Stored items from a collection:
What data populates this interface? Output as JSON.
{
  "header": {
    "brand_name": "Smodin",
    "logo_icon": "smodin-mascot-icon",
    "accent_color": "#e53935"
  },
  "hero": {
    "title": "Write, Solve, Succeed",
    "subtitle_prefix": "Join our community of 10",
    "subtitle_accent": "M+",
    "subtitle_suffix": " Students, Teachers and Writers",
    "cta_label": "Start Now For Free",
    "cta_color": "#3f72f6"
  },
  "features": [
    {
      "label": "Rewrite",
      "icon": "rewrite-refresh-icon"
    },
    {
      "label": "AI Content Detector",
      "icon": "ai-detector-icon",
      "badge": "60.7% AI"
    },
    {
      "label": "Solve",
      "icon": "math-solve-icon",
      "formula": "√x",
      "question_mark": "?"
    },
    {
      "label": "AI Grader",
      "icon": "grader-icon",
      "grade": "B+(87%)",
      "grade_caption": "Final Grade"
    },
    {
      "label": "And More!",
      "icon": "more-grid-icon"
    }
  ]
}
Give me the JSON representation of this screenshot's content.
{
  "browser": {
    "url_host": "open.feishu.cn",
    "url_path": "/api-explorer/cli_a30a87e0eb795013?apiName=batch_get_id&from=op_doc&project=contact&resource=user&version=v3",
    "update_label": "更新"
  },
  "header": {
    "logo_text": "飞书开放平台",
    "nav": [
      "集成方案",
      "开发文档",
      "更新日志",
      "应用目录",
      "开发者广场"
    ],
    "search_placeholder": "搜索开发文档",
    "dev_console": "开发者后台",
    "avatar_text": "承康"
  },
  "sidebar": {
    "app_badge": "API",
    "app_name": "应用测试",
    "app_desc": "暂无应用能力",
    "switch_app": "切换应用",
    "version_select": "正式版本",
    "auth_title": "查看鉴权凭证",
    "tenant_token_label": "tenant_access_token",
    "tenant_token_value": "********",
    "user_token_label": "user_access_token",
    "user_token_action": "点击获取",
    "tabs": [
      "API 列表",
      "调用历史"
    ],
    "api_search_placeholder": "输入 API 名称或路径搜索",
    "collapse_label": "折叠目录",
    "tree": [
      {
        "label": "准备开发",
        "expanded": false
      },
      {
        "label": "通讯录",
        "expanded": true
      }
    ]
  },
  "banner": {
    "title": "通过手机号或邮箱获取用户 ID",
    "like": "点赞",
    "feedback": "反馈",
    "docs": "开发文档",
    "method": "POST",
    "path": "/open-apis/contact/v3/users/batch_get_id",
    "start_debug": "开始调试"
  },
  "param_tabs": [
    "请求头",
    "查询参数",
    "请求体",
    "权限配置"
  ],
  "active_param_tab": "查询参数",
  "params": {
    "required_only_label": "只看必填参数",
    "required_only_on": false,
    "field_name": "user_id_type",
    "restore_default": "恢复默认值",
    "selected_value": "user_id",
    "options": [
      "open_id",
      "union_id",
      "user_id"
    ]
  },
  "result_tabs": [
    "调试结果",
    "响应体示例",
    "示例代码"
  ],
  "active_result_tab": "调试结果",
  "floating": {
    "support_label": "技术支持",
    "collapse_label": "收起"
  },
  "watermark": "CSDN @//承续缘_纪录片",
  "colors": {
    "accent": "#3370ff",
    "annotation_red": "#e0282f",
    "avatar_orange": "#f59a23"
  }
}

_Short exercise_:
Reproduce the entries above exactly.

_The answer_:
What data populates this interface? Output as JSON.
{
  "header": {
    "brand_name": "Smodin",
    "logo_icon": "smodin-mascot-icon",
    "accent_color": "#e53935"
  },
  "hero": {
    "title": "Write, Solve, Succeed",
    "subtitle_prefix": "Join our community of 10",
    "subtitle_accent": "M+",
    "subtitle_suffix": " Students, Teachers and Writers",
    "cta_label": "Start Now For Free",
    "cta_color": "#3f72f6"
  },
  "features": [
    {
      "label": "Rewrite",
      "icon": "rewrite-refresh-icon"
    },
    {
      "label": "AI Content Detector",
      "icon": "ai-detector-icon",
      "badge": "60.7% AI"
    },
    {
      "label": "Solve",
      "icon": "math-solve-icon",
      "formula": "√x",
      "question_mark": "?"
    },
    {
      "label": "AI Grader",
      "icon": "grader-icon",
      "grade": "B+(87%)",
      "grade_caption": "Final Grade"
    },
    {
      "label": "And More!",
      "icon": "more-grid-icon"
    }
  ]
}
Give me the JSON representation of this screenshot's content.
{
  "browser": {
    "url_host": "open.feishu.cn",
    "url_path": "/api-explorer/cli_a30a87e0eb795013?apiName=batch_get_id&from=op_doc&project=contact&resource=user&version=v3",
    "update_label": "更新"
  },
  "header": {
    "logo_text": "飞书开放平台",
    "nav": [
      "集成方案",
      "开发文档",
      "更新日志",
      "应用目录",
      "开发者广场"
    ],
    "search_placeholder": "搜索开发文档",
    "dev_console": "开发者后台",
    "avatar_text": "承康"
  },
  "sidebar": {
    "app_badge": "API",
    "app_name": "应用测试",
    "app_desc": "暂无应用能力",
    "switch_app": "切换应用",
    "version_select": "正式版本",
    "auth_title": "查看鉴权凭证",
    "tenant_token_label": "tenant_access_token",
    "tenant_token_value": "********",
    "user_token_label": "user_access_token",
    "user_token_action": "点击获取",
    "tabs": [
      "API 列表",
      "调用历史"
    ],
    "api_search_placeholder": "输入 API 名称或路径搜索",
    "collapse_label": "折叠目录",
    "tree": [
      {
        "label": "准备开发",
        "expanded": false
      },
      {
        "label": "通讯录",
        "expanded": true
      }
    ]
  },
  "banner": {
    "title": "通过手机号或邮箱获取用户 ID",
    "like": "点赞",
    "feedback": "反馈",
    "docs": "开发文档",
    "method": "POST",
    "path": "/open-apis/contact/v3/users/batch_get_id",
    "start_debug": "开始调试"
  },
  "param_tabs": [
    "请求头",
    "查询参数",
    "请求体",
    "权限配置"
  ],
  "active_param_tab": "查询参数",
  "params": {
    "required_only_label": "只看必填参数",
    "required_only_on": false,
    "field_name": "user_id_type",
    "restore_default": "恢复默认值",
    "selected_value": "user_id",
    "options": [
      "open_id",
      "union_id",
      "user_id"
    ]
  },
  "result_tabs": [
    "调试结果",
    "响应体示例",
    "示例代码"
  ],
  "active_result_tab": "调试结果",
  "floating": {
    "support_label": "技术支持",
    "collapse_label": "收起"
  },
  "watermark": "CSDN @//承续缘_纪录片",
  "colors": {
    "accent": "#3370ff",
    "annotation_red": "#e0282f",
    "avatar_orange": "#f59a23"
  }
}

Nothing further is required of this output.